• **Requirement**:
All the entries need to be quoted exactly, apart from the pictures, which you should drop.
>> begin Material shown
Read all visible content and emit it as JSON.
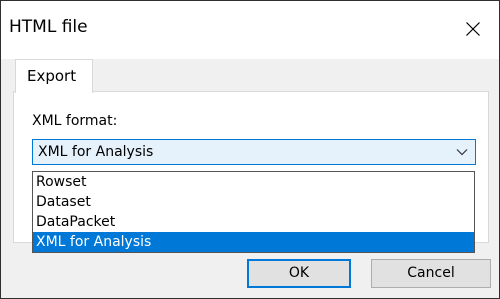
{
  "window": {
    "title": "HTML file",
    "close_icon": "close-icon"
  },
  "tabs": [
    {
      "label": "Export",
      "active": true
    }
  ],
  "export": {
    "format_label": "XML format:",
    "selected_value": "XML for Analysis",
    "options": [
      "Rowset",
      "Dataset",
      "DataPacket",
      "XML for Analysis"
    ],
    "highlighted_option": "XML for Analysis"
  },
  "buttons": {
    "ok_label": "OK",
    "cancel_label": "Cancel"
  },
  "colors": {
    "accent": "#0078d7",
    "select_bg": "#e5f1fb",
    "dialog_bg": "#f0f0f0"
  }
}
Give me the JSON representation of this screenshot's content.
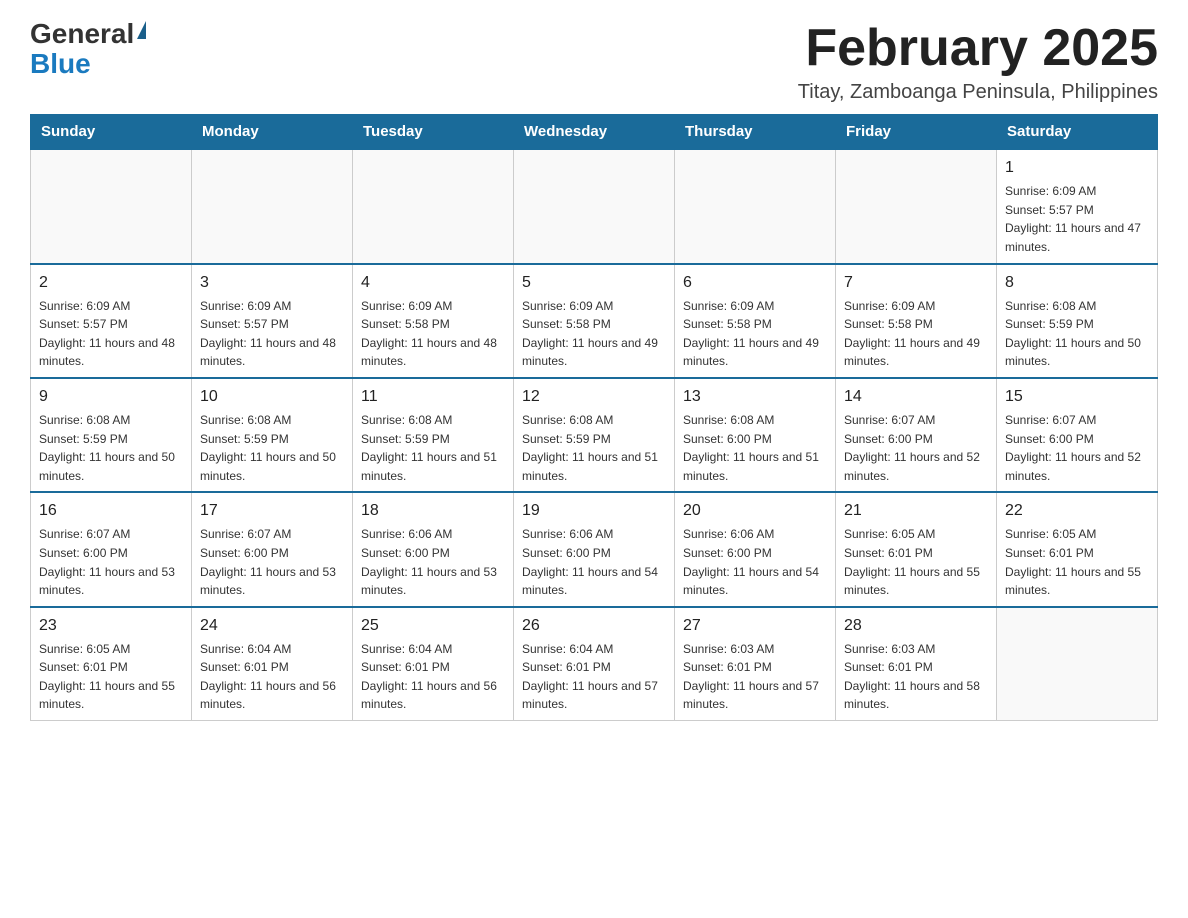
{
  "logo": {
    "general": "General",
    "blue": "Blue"
  },
  "header": {
    "title": "February 2025",
    "subtitle": "Titay, Zamboanga Peninsula, Philippines"
  },
  "days_of_week": [
    "Sunday",
    "Monday",
    "Tuesday",
    "Wednesday",
    "Thursday",
    "Friday",
    "Saturday"
  ],
  "weeks": [
    [
      {
        "day": "",
        "info": ""
      },
      {
        "day": "",
        "info": ""
      },
      {
        "day": "",
        "info": ""
      },
      {
        "day": "",
        "info": ""
      },
      {
        "day": "",
        "info": ""
      },
      {
        "day": "",
        "info": ""
      },
      {
        "day": "1",
        "info": "Sunrise: 6:09 AM\nSunset: 5:57 PM\nDaylight: 11 hours and 47 minutes."
      }
    ],
    [
      {
        "day": "2",
        "info": "Sunrise: 6:09 AM\nSunset: 5:57 PM\nDaylight: 11 hours and 48 minutes."
      },
      {
        "day": "3",
        "info": "Sunrise: 6:09 AM\nSunset: 5:57 PM\nDaylight: 11 hours and 48 minutes."
      },
      {
        "day": "4",
        "info": "Sunrise: 6:09 AM\nSunset: 5:58 PM\nDaylight: 11 hours and 48 minutes."
      },
      {
        "day": "5",
        "info": "Sunrise: 6:09 AM\nSunset: 5:58 PM\nDaylight: 11 hours and 49 minutes."
      },
      {
        "day": "6",
        "info": "Sunrise: 6:09 AM\nSunset: 5:58 PM\nDaylight: 11 hours and 49 minutes."
      },
      {
        "day": "7",
        "info": "Sunrise: 6:09 AM\nSunset: 5:58 PM\nDaylight: 11 hours and 49 minutes."
      },
      {
        "day": "8",
        "info": "Sunrise: 6:08 AM\nSunset: 5:59 PM\nDaylight: 11 hours and 50 minutes."
      }
    ],
    [
      {
        "day": "9",
        "info": "Sunrise: 6:08 AM\nSunset: 5:59 PM\nDaylight: 11 hours and 50 minutes."
      },
      {
        "day": "10",
        "info": "Sunrise: 6:08 AM\nSunset: 5:59 PM\nDaylight: 11 hours and 50 minutes."
      },
      {
        "day": "11",
        "info": "Sunrise: 6:08 AM\nSunset: 5:59 PM\nDaylight: 11 hours and 51 minutes."
      },
      {
        "day": "12",
        "info": "Sunrise: 6:08 AM\nSunset: 5:59 PM\nDaylight: 11 hours and 51 minutes."
      },
      {
        "day": "13",
        "info": "Sunrise: 6:08 AM\nSunset: 6:00 PM\nDaylight: 11 hours and 51 minutes."
      },
      {
        "day": "14",
        "info": "Sunrise: 6:07 AM\nSunset: 6:00 PM\nDaylight: 11 hours and 52 minutes."
      },
      {
        "day": "15",
        "info": "Sunrise: 6:07 AM\nSunset: 6:00 PM\nDaylight: 11 hours and 52 minutes."
      }
    ],
    [
      {
        "day": "16",
        "info": "Sunrise: 6:07 AM\nSunset: 6:00 PM\nDaylight: 11 hours and 53 minutes."
      },
      {
        "day": "17",
        "info": "Sunrise: 6:07 AM\nSunset: 6:00 PM\nDaylight: 11 hours and 53 minutes."
      },
      {
        "day": "18",
        "info": "Sunrise: 6:06 AM\nSunset: 6:00 PM\nDaylight: 11 hours and 53 minutes."
      },
      {
        "day": "19",
        "info": "Sunrise: 6:06 AM\nSunset: 6:00 PM\nDaylight: 11 hours and 54 minutes."
      },
      {
        "day": "20",
        "info": "Sunrise: 6:06 AM\nSunset: 6:00 PM\nDaylight: 11 hours and 54 minutes."
      },
      {
        "day": "21",
        "info": "Sunrise: 6:05 AM\nSunset: 6:01 PM\nDaylight: 11 hours and 55 minutes."
      },
      {
        "day": "22",
        "info": "Sunrise: 6:05 AM\nSunset: 6:01 PM\nDaylight: 11 hours and 55 minutes."
      }
    ],
    [
      {
        "day": "23",
        "info": "Sunrise: 6:05 AM\nSunset: 6:01 PM\nDaylight: 11 hours and 55 minutes."
      },
      {
        "day": "24",
        "info": "Sunrise: 6:04 AM\nSunset: 6:01 PM\nDaylight: 11 hours and 56 minutes."
      },
      {
        "day": "25",
        "info": "Sunrise: 6:04 AM\nSunset: 6:01 PM\nDaylight: 11 hours and 56 minutes."
      },
      {
        "day": "26",
        "info": "Sunrise: 6:04 AM\nSunset: 6:01 PM\nDaylight: 11 hours and 57 minutes."
      },
      {
        "day": "27",
        "info": "Sunrise: 6:03 AM\nSunset: 6:01 PM\nDaylight: 11 hours and 57 minutes."
      },
      {
        "day": "28",
        "info": "Sunrise: 6:03 AM\nSunset: 6:01 PM\nDaylight: 11 hours and 58 minutes."
      },
      {
        "day": "",
        "info": ""
      }
    ]
  ]
}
>> end Material shown
• **Result for this exercise**:
Read all visible content and emit it as JSON.
{
  "window": {
    "title": "HTML file",
    "close_icon": "close-icon"
  },
  "tabs": [
    {
      "label": "Export",
      "active": true
    }
  ],
  "export": {
    "format_label": "XML format:",
    "selected_value": "XML for Analysis",
    "options": [
      "Rowset",
      "Dataset",
      "DataPacket",
      "XML for Analysis"
    ],
    "highlighted_option": "XML for Analysis"
  },
  "buttons": {
    "ok_label": "OK",
    "cancel_label": "Cancel"
  },
  "colors": {
    "accent": "#0078d7",
    "select_bg": "#e5f1fb",
    "dialog_bg": "#f0f0f0"
  }
}
Give me the JSON representation of this screenshot's content.
{
  "logo": {
    "general": "General",
    "blue": "Blue"
  },
  "header": {
    "title": "February 2025",
    "subtitle": "Titay, Zamboanga Peninsula, Philippines"
  },
  "days_of_week": [
    "Sunday",
    "Monday",
    "Tuesday",
    "Wednesday",
    "Thursday",
    "Friday",
    "Saturday"
  ],
  "weeks": [
    [
      {
        "day": "",
        "info": ""
      },
      {
        "day": "",
        "info": ""
      },
      {
        "day": "",
        "info": ""
      },
      {
        "day": "",
        "info": ""
      },
      {
        "day": "",
        "info": ""
      },
      {
        "day": "",
        "info": ""
      },
      {
        "day": "1",
        "info": "Sunrise: 6:09 AM\nSunset: 5:57 PM\nDaylight: 11 hours and 47 minutes."
      }
    ],
    [
      {
        "day": "2",
        "info": "Sunrise: 6:09 AM\nSunset: 5:57 PM\nDaylight: 11 hours and 48 minutes."
      },
      {
        "day": "3",
        "info": "Sunrise: 6:09 AM\nSunset: 5:57 PM\nDaylight: 11 hours and 48 minutes."
      },
      {
        "day": "4",
        "info": "Sunrise: 6:09 AM\nSunset: 5:58 PM\nDaylight: 11 hours and 48 minutes."
      },
      {
        "day": "5",
        "info": "Sunrise: 6:09 AM\nSunset: 5:58 PM\nDaylight: 11 hours and 49 minutes."
      },
      {
        "day": "6",
        "info": "Sunrise: 6:09 AM\nSunset: 5:58 PM\nDaylight: 11 hours and 49 minutes."
      },
      {
        "day": "7",
        "info": "Sunrise: 6:09 AM\nSunset: 5:58 PM\nDaylight: 11 hours and 49 minutes."
      },
      {
        "day": "8",
        "info": "Sunrise: 6:08 AM\nSunset: 5:59 PM\nDaylight: 11 hours and 50 minutes."
      }
    ],
    [
      {
        "day": "9",
        "info": "Sunrise: 6:08 AM\nSunset: 5:59 PM\nDaylight: 11 hours and 50 minutes."
      },
      {
        "day": "10",
        "info": "Sunrise: 6:08 AM\nSunset: 5:59 PM\nDaylight: 11 hours and 50 minutes."
      },
      {
        "day": "11",
        "info": "Sunrise: 6:08 AM\nSunset: 5:59 PM\nDaylight: 11 hours and 51 minutes."
      },
      {
        "day": "12",
        "info": "Sunrise: 6:08 AM\nSunset: 5:59 PM\nDaylight: 11 hours and 51 minutes."
      },
      {
        "day": "13",
        "info": "Sunrise: 6:08 AM\nSunset: 6:00 PM\nDaylight: 11 hours and 51 minutes."
      },
      {
        "day": "14",
        "info": "Sunrise: 6:07 AM\nSunset: 6:00 PM\nDaylight: 11 hours and 52 minutes."
      },
      {
        "day": "15",
        "info": "Sunrise: 6:07 AM\nSunset: 6:00 PM\nDaylight: 11 hours and 52 minutes."
      }
    ],
    [
      {
        "day": "16",
        "info": "Sunrise: 6:07 AM\nSunset: 6:00 PM\nDaylight: 11 hours and 53 minutes."
      },
      {
        "day": "17",
        "info": "Sunrise: 6:07 AM\nSunset: 6:00 PM\nDaylight: 11 hours and 53 minutes."
      },
      {
        "day": "18",
        "info": "Sunrise: 6:06 AM\nSunset: 6:00 PM\nDaylight: 11 hours and 53 minutes."
      },
      {
        "day": "19",
        "info": "Sunrise: 6:06 AM\nSunset: 6:00 PM\nDaylight: 11 hours and 54 minutes."
      },
      {
        "day": "20",
        "info": "Sunrise: 6:06 AM\nSunset: 6:00 PM\nDaylight: 11 hours and 54 minutes."
      },
      {
        "day": "21",
        "info": "Sunrise: 6:05 AM\nSunset: 6:01 PM\nDaylight: 11 hours and 55 minutes."
      },
      {
        "day": "22",
        "info": "Sunrise: 6:05 AM\nSunset: 6:01 PM\nDaylight: 11 hours and 55 minutes."
      }
    ],
    [
      {
        "day": "23",
        "info": "Sunrise: 6:05 AM\nSunset: 6:01 PM\nDaylight: 11 hours and 55 minutes."
      },
      {
        "day": "24",
        "info": "Sunrise: 6:04 AM\nSunset: 6:01 PM\nDaylight: 11 hours and 56 minutes."
      },
      {
        "day": "25",
        "info": "Sunrise: 6:04 AM\nSunset: 6:01 PM\nDaylight: 11 hours and 56 minutes."
      },
      {
        "day": "26",
        "info": "Sunrise: 6:04 AM\nSunset: 6:01 PM\nDaylight: 11 hours and 57 minutes."
      },
      {
        "day": "27",
        "info": "Sunrise: 6:03 AM\nSunset: 6:01 PM\nDaylight: 11 hours and 57 minutes."
      },
      {
        "day": "28",
        "info": "Sunrise: 6:03 AM\nSunset: 6:01 PM\nDaylight: 11 hours and 58 minutes."
      },
      {
        "day": "",
        "info": ""
      }
    ]
  ]
}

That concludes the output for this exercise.